| EXERCISE BRIEF |
Track down each line that has the word "name" and copy it.

### SUPPLIED DATA ###

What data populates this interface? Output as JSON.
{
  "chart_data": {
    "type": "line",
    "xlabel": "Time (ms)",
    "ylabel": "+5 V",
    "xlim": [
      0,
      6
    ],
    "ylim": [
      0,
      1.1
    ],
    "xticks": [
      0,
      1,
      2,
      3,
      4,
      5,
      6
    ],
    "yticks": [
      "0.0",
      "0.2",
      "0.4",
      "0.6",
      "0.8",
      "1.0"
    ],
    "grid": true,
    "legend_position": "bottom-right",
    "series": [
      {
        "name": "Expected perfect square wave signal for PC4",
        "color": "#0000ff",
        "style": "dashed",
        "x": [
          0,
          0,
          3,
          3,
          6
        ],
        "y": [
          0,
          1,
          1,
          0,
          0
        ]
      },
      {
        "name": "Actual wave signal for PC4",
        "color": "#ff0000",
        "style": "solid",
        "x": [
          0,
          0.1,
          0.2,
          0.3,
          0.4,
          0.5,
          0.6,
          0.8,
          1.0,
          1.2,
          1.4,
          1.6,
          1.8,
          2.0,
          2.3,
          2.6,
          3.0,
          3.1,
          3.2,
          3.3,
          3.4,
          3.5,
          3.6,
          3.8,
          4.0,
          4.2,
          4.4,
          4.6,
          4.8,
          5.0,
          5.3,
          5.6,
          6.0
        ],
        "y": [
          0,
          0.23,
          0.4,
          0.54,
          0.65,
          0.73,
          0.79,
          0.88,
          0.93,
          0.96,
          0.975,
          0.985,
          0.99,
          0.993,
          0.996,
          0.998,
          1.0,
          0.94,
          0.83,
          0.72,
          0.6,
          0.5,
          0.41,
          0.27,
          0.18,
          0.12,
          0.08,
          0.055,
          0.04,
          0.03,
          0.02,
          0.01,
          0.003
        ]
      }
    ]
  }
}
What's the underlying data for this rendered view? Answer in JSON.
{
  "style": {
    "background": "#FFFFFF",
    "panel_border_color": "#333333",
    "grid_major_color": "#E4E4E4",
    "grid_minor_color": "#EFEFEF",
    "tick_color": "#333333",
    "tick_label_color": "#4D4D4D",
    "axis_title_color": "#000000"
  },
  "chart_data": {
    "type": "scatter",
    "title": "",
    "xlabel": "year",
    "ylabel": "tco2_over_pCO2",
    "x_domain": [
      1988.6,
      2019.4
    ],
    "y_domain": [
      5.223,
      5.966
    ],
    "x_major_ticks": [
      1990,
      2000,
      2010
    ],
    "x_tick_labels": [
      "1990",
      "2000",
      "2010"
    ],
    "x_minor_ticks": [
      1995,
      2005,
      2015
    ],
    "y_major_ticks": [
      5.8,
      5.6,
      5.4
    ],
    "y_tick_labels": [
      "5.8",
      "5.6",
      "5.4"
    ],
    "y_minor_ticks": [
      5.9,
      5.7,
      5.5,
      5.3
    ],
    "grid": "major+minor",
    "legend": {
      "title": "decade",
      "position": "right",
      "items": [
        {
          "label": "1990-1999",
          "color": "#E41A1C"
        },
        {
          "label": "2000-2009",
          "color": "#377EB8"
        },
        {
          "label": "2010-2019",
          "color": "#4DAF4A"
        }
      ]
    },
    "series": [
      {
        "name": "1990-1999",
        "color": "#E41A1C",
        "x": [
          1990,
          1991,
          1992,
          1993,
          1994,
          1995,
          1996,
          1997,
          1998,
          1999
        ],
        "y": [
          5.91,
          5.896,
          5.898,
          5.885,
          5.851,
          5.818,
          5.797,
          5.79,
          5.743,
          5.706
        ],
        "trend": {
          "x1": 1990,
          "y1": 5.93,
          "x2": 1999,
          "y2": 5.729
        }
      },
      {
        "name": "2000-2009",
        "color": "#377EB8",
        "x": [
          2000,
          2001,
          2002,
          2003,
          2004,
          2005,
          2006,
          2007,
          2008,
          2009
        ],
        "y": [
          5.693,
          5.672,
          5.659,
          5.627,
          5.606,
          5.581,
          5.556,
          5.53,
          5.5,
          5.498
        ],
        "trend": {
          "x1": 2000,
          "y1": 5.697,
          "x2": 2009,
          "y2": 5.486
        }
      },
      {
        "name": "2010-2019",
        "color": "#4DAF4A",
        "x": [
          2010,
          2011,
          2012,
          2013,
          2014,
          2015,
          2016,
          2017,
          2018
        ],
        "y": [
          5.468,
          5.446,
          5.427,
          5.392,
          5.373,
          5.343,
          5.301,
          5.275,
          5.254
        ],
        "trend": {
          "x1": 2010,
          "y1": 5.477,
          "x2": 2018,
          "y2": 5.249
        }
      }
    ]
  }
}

###

| RESPONSE TO THIS EXERCISE |
        "name": "Expected perfect square wave signal for PC4",
        "name": "Actual wave signal for PC4",
        "name": "1990-1999",
        "name": "2000-2009",
        "name": "2010-2019",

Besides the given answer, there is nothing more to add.